Extracted data entries:

===

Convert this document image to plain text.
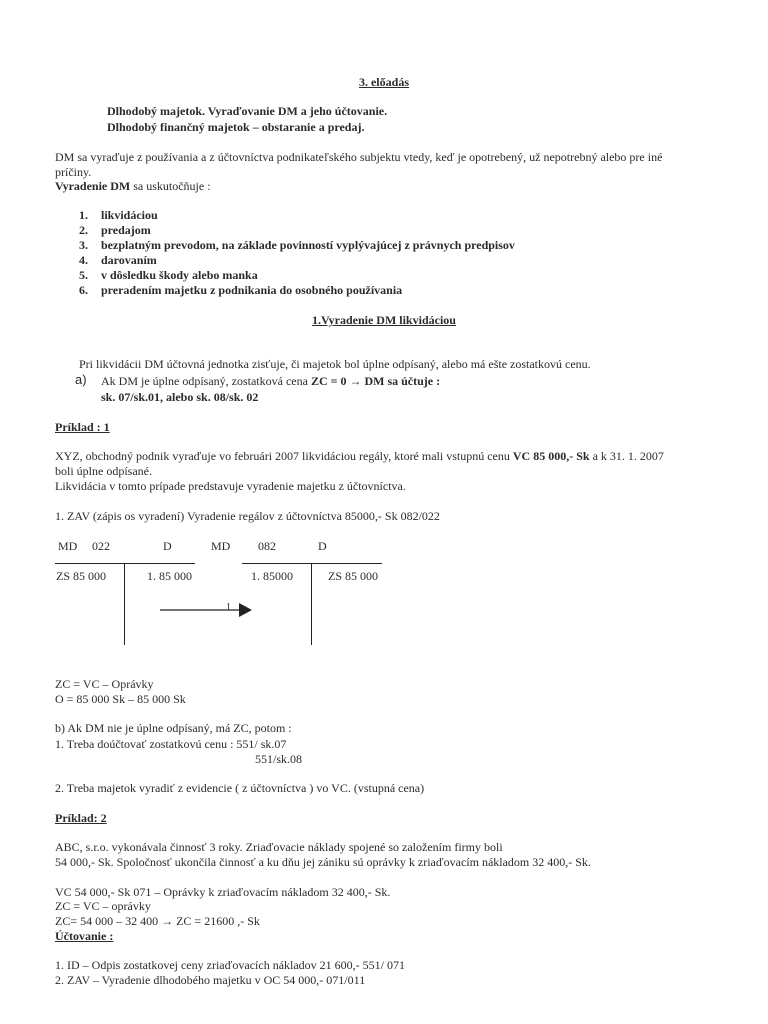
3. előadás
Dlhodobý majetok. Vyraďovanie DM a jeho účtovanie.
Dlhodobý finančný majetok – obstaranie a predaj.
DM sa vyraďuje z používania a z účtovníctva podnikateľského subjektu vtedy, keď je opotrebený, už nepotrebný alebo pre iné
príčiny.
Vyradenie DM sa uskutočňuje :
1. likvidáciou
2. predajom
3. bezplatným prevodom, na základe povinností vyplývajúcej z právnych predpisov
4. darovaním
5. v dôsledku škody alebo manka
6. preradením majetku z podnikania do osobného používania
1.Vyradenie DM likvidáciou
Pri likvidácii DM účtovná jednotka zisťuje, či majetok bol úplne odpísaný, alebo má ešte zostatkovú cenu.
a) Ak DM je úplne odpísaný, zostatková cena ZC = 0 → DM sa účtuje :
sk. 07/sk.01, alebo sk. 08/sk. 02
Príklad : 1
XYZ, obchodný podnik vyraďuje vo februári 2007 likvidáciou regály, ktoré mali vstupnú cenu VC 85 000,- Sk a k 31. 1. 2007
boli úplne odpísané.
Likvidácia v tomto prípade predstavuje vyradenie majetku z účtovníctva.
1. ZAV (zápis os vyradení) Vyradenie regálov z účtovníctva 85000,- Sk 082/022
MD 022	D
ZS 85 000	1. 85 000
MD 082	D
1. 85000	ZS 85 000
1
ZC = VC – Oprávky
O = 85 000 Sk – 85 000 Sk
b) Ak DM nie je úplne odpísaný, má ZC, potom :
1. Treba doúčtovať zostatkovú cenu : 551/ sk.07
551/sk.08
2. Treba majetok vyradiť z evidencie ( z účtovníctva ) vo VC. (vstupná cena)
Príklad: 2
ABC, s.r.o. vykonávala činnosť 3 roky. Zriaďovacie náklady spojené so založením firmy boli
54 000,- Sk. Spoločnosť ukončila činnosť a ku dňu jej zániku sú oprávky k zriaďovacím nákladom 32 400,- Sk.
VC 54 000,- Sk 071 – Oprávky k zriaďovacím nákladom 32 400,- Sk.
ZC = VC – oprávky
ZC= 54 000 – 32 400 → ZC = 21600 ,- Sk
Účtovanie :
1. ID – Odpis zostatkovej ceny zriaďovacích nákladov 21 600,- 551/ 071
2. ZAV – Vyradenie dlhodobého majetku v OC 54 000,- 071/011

===

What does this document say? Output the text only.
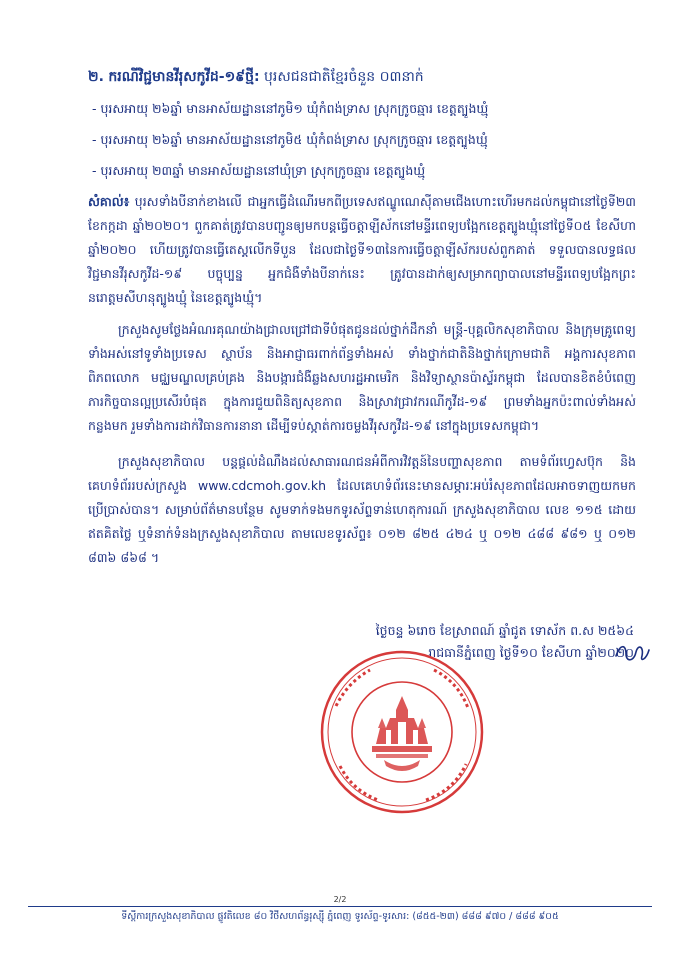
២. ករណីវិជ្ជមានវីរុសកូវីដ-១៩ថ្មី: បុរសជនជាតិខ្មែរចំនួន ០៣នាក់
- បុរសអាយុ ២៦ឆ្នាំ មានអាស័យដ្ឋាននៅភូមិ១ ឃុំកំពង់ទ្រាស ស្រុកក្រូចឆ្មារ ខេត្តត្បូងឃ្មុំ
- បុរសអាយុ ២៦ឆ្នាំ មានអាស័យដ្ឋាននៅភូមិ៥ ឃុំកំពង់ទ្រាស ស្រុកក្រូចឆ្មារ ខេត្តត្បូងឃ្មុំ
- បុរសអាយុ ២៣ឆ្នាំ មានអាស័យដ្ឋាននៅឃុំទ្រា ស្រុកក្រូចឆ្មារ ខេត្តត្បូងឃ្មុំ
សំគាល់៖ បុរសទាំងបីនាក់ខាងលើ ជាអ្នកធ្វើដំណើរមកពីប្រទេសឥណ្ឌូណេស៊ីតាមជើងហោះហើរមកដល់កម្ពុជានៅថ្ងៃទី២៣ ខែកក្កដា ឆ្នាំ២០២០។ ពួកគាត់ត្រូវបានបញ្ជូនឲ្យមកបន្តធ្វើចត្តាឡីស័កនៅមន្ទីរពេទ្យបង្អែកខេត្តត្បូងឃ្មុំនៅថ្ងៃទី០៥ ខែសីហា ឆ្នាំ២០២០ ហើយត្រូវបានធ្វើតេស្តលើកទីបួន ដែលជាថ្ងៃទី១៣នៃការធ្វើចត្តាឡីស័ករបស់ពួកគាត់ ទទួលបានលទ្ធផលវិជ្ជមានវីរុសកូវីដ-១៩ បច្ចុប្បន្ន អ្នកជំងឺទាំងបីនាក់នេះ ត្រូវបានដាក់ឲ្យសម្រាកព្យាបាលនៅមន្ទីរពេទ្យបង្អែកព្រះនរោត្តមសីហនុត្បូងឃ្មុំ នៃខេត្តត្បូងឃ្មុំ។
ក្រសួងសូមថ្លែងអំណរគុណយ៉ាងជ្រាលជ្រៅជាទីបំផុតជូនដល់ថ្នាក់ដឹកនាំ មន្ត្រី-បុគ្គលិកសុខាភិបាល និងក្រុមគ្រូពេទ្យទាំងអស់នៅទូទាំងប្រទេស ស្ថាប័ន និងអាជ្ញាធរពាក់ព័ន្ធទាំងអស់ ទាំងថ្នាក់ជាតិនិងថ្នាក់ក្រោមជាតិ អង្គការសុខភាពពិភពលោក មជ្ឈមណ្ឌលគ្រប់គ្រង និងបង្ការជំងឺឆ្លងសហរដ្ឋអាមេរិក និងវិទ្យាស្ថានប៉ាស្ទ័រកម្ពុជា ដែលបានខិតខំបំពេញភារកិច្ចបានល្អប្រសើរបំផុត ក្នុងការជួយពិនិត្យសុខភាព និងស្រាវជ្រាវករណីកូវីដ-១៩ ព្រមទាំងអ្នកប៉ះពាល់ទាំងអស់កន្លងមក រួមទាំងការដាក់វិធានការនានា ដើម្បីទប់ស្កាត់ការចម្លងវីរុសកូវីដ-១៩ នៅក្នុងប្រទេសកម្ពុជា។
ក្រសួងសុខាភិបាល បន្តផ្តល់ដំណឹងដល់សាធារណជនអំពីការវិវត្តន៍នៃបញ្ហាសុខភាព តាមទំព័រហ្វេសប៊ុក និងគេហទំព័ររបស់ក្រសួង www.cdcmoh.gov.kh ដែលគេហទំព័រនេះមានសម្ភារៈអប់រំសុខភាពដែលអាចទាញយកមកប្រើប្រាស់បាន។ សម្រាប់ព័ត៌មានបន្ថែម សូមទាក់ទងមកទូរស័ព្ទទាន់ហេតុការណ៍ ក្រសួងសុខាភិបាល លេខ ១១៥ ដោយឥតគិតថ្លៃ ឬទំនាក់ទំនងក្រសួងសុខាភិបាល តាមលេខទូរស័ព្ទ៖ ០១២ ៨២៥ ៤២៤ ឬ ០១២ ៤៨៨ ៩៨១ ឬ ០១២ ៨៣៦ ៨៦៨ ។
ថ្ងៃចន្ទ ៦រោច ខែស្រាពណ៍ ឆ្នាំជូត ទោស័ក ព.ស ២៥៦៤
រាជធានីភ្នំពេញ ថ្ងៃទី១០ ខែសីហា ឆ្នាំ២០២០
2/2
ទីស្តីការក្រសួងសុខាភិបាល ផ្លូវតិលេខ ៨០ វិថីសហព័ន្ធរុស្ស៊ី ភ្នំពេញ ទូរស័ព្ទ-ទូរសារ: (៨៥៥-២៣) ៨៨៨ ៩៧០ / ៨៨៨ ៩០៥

===

** THE TASK **
Scan the data above and copy every line with "úplne" in it.

** TASK RESULT **
Pri likvidácii DM účtovná jednotka zisťuje, či majetok bol úplne odpísaný, alebo má ešte zostatkovú cenu.
a) Ak DM je úplne odpísaný, zostatková cena ZC = 0 → DM sa účtuje :
boli úplne odpísané.
b) Ak DM nie je úplne odpísaný, má ZC, potom :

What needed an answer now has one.